#### Exercise brief
Locate each line below that includes "What" and reproduce it.

#### Record excerpts
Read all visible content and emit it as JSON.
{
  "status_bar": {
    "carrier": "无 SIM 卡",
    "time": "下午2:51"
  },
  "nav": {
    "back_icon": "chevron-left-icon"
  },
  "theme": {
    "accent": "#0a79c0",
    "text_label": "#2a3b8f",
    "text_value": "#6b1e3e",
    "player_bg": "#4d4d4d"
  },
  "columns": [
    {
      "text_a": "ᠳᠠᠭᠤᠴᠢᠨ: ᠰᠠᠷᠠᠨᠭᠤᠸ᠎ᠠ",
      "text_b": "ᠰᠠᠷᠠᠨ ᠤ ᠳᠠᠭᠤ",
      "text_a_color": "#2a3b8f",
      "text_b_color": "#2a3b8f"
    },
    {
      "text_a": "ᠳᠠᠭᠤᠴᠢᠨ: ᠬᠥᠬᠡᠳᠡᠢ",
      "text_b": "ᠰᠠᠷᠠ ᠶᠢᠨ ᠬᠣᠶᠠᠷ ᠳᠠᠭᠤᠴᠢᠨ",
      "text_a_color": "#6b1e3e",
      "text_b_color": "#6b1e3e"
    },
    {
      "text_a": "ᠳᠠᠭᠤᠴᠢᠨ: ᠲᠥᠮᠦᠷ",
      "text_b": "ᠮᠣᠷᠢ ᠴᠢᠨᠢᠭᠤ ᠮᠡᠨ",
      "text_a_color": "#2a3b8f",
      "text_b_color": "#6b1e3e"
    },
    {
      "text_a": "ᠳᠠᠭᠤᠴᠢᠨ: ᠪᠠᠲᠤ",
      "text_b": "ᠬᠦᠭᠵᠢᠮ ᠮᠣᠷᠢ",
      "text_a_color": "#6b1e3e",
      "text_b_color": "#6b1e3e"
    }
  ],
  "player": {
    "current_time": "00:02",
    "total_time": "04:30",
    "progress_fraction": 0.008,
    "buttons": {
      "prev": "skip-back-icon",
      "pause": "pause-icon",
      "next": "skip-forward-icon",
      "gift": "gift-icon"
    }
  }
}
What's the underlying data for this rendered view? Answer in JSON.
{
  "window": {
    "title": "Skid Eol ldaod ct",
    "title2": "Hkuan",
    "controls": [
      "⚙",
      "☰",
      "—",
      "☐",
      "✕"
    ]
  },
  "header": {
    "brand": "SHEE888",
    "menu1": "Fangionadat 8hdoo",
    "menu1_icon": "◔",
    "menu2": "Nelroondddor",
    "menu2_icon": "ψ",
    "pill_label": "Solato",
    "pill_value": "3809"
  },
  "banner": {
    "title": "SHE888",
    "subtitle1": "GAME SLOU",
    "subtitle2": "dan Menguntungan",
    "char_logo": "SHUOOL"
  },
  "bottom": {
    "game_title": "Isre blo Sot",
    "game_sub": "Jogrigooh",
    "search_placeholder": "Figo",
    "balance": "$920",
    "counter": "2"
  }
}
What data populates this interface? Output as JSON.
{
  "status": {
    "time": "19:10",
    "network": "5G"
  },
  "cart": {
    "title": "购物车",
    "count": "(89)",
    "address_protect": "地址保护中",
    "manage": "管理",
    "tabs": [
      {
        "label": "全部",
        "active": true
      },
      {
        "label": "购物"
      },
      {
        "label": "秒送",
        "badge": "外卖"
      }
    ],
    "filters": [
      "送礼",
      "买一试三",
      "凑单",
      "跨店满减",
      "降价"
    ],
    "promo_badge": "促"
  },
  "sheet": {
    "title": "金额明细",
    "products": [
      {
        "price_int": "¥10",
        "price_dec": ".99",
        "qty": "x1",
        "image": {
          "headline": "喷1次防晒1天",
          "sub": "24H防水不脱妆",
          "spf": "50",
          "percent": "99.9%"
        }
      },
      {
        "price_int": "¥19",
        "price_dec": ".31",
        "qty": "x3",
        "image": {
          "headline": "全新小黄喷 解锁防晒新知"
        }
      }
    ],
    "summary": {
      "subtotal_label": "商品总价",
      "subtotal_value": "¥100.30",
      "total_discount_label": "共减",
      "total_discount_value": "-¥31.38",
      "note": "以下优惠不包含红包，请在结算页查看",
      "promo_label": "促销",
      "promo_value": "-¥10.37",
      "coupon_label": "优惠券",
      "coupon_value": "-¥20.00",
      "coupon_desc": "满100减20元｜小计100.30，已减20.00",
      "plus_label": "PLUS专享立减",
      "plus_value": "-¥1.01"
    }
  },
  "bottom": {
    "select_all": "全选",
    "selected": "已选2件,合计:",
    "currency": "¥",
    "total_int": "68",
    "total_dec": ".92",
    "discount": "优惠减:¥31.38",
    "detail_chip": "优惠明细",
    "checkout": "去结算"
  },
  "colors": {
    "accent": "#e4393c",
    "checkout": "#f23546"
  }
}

#### Answer to the problem
What's the underlying data for this rendered view? Answer in JSON.
What data populates this interface? Output as JSON.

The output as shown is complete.